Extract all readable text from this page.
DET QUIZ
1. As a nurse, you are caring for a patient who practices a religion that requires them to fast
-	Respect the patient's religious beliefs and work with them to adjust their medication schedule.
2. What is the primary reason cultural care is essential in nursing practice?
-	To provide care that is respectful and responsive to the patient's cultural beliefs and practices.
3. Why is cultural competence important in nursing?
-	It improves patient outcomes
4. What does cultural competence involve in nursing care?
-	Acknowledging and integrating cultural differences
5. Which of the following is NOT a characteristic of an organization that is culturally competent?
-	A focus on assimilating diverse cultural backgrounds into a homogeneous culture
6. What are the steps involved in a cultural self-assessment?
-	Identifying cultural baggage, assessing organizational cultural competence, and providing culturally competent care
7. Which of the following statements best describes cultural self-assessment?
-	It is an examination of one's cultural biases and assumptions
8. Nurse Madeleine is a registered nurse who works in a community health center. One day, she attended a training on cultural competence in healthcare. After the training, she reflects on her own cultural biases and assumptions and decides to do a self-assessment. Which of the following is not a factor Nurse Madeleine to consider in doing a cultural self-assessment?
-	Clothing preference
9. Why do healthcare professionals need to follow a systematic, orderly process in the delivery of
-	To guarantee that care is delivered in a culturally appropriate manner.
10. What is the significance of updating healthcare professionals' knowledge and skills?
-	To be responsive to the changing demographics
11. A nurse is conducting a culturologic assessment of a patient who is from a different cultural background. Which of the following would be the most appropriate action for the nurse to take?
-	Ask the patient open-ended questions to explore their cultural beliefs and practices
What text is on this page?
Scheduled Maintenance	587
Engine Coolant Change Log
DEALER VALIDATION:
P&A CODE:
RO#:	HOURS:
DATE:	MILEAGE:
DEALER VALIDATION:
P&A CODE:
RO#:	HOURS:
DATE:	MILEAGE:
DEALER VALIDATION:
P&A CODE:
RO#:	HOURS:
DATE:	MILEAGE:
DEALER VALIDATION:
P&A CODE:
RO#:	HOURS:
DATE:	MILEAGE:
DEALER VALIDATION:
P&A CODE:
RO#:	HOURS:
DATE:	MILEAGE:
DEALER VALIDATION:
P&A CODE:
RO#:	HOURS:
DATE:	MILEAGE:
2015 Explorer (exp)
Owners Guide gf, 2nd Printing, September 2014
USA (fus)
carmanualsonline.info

============

EXERCISE:
Produce a verbatim transcription of the entries above.

ANSWER FOR THIS EXERCISE:
Extract all readable text from this page.
DET QUIZ
1. As a nurse, you are caring for a patient who practices a religion that requires them to fast
-	Respect the patient's religious beliefs and work with them to adjust their medication schedule.
2. What is the primary reason cultural care is essential in nursing practice?
-	To provide care that is respectful and responsive to the patient's cultural beliefs and practices.
3. Why is cultural competence important in nursing?
-	It improves patient outcomes
4. What does cultural competence involve in nursing care?
-	Acknowledging and integrating cultural differences
5. Which of the following is NOT a characteristic of an organization that is culturally competent?
-	A focus on assimilating diverse cultural backgrounds into a homogeneous culture
6. What are the steps involved in a cultural self-assessment?
-	Identifying cultural baggage, assessing organizational cultural competence, and providing culturally competent care
7. Which of the following statements best describes cultural self-assessment?
-	It is an examination of one's cultural biases and assumptions
8. Nurse Madeleine is a registered nurse who works in a community health center. One day, she attended a training on cultural competence in healthcare. After the training, she reflects on her own cultural biases and assumptions and decides to do a self-assessment. Which of the following is not a factor Nurse Madeleine to consider in doing a cultural self-assessment?
-	Clothing preference
9. Why do healthcare professionals need to follow a systematic, orderly process in the delivery of
-	To guarantee that care is delivered in a culturally appropriate manner.
10. What is the significance of updating healthcare professionals' knowledge and skills?
-	To be responsive to the changing demographics
11. A nurse is conducting a culturologic assessment of a patient who is from a different cultural background. Which of the following would be the most appropriate action for the nurse to take?
-	Ask the patient open-ended questions to explore their cultural beliefs and practices
What text is on this page?
Scheduled Maintenance	587
Engine Coolant Change Log
DEALER VALIDATION:
P&A CODE:
RO#:	HOURS:
DATE:	MILEAGE:
DEALER VALIDATION:
P&A CODE:
RO#:	HOURS:
DATE:	MILEAGE:
DEALER VALIDATION:
P&A CODE:
RO#:	HOURS:
DATE:	MILEAGE:
DEALER VALIDATION:
P&A CODE:
RO#:	HOURS:
DATE:	MILEAGE:
DEALER VALIDATION:
P&A CODE:
RO#:	HOURS:
DATE:	MILEAGE:
DEALER VALIDATION:
P&A CODE:
RO#:	HOURS:
DATE:	MILEAGE:
2015 Explorer (exp)
Owners Guide gf, 2nd Printing, September 2014
USA (fus)
carmanualsonline.info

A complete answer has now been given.